» EXERCISE
Of the lines listed below, how many contain the string "power"? Answer with the number alone.
──────────
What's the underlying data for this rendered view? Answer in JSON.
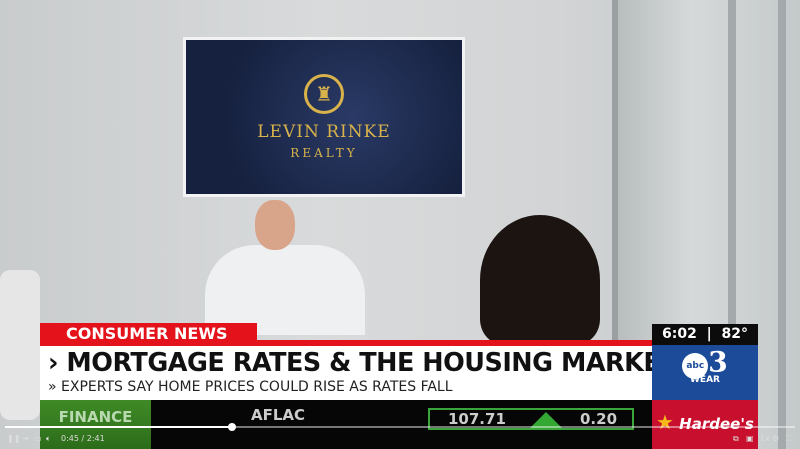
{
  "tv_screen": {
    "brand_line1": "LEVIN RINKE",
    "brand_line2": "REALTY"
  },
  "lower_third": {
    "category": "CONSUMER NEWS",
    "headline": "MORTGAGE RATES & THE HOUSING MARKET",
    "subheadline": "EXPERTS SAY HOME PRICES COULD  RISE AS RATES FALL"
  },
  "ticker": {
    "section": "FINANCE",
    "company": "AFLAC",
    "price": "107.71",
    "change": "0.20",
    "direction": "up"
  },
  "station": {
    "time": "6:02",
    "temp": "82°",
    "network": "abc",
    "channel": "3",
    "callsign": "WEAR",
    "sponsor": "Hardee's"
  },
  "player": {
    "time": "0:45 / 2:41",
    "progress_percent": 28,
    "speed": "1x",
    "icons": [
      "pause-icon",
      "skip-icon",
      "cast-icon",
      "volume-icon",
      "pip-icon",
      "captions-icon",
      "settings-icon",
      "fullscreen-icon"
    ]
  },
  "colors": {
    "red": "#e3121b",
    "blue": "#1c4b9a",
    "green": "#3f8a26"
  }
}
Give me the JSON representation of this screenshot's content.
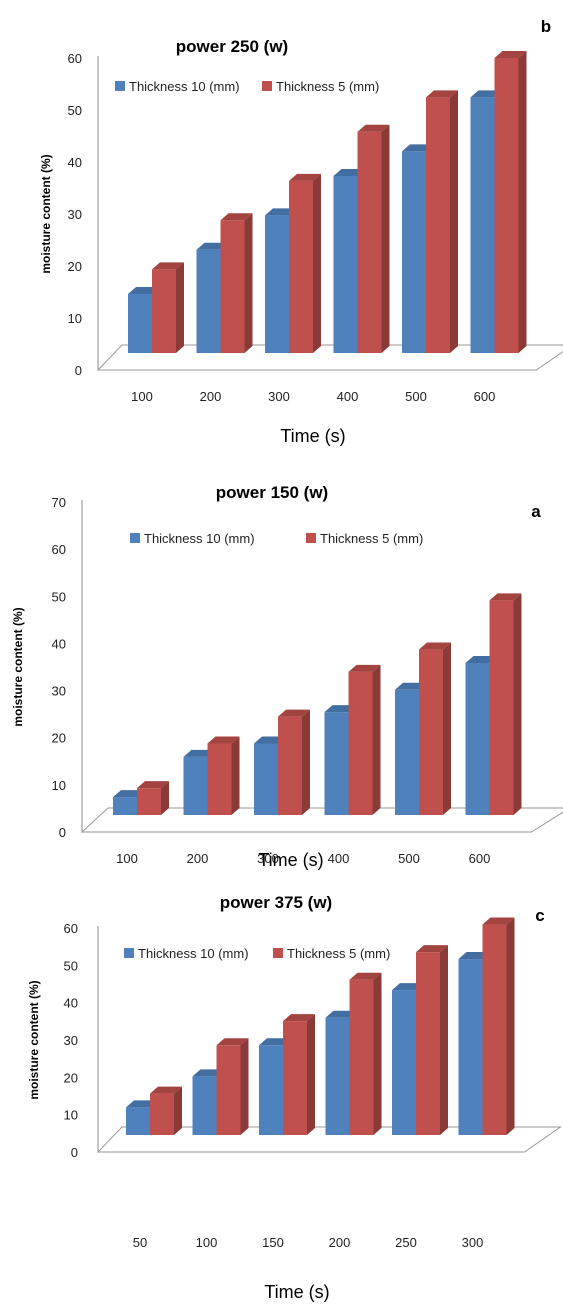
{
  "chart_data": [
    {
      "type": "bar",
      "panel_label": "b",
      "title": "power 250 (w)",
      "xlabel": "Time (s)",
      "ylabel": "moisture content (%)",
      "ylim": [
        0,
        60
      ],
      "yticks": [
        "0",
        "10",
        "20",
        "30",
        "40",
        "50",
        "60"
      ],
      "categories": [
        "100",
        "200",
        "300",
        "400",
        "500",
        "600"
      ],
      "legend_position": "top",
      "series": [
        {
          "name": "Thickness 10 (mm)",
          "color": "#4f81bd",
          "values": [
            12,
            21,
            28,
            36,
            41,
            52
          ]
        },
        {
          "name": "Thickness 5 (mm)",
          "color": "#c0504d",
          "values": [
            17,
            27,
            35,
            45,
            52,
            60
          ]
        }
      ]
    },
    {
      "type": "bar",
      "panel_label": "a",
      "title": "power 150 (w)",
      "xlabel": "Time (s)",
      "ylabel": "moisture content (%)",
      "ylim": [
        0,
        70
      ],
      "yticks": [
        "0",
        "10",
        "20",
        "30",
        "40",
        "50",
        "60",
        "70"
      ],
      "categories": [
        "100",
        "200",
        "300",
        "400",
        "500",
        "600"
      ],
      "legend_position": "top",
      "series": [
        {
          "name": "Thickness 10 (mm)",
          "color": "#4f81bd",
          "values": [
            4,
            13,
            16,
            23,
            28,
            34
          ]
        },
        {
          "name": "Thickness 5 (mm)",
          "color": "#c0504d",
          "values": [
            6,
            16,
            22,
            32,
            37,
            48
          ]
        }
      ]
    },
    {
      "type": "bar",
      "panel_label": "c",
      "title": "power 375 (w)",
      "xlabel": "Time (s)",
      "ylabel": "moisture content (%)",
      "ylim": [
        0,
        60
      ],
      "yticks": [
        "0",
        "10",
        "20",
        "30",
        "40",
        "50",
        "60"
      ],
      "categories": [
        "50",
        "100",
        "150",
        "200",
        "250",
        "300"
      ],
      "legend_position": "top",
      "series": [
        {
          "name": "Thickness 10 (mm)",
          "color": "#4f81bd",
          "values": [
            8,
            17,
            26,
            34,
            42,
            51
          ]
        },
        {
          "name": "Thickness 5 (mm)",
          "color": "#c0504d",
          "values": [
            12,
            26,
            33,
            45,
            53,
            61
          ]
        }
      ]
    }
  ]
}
──────────
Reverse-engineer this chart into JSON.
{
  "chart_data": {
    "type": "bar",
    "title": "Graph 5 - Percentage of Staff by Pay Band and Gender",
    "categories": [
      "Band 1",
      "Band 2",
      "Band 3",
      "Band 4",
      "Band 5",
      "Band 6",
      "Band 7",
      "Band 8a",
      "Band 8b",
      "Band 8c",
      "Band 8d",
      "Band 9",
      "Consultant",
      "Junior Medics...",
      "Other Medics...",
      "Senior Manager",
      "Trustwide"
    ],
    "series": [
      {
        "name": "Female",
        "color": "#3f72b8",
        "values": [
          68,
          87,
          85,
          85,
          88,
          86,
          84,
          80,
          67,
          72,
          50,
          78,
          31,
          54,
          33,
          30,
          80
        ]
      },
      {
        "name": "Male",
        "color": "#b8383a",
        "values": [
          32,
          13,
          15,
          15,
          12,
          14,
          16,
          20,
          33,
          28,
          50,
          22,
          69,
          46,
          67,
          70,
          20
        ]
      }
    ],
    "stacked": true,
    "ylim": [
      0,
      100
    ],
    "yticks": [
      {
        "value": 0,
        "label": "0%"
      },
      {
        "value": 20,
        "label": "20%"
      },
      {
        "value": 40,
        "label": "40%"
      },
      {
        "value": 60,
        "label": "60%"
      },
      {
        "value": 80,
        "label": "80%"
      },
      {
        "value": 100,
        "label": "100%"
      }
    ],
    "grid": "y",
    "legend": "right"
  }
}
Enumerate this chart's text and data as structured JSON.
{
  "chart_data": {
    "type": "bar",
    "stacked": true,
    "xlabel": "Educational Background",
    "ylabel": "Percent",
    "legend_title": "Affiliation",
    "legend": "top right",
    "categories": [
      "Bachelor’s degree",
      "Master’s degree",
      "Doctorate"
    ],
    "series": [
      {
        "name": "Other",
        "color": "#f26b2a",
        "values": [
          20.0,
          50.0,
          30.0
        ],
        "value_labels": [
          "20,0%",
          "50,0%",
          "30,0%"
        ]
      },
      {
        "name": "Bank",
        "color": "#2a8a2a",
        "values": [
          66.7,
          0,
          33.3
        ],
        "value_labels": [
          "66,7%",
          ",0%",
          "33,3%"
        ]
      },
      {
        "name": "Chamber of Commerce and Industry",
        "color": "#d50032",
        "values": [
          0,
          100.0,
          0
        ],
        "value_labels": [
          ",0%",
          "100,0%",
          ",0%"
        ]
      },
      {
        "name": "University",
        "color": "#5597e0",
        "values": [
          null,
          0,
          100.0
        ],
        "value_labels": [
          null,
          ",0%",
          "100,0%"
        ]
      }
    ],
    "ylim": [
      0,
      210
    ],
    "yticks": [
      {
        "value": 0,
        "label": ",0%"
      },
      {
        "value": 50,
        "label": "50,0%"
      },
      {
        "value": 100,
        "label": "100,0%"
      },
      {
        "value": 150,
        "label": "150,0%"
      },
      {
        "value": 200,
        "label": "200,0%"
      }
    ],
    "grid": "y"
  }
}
──────────
» SOLUTION TO THIS PROBLEM
3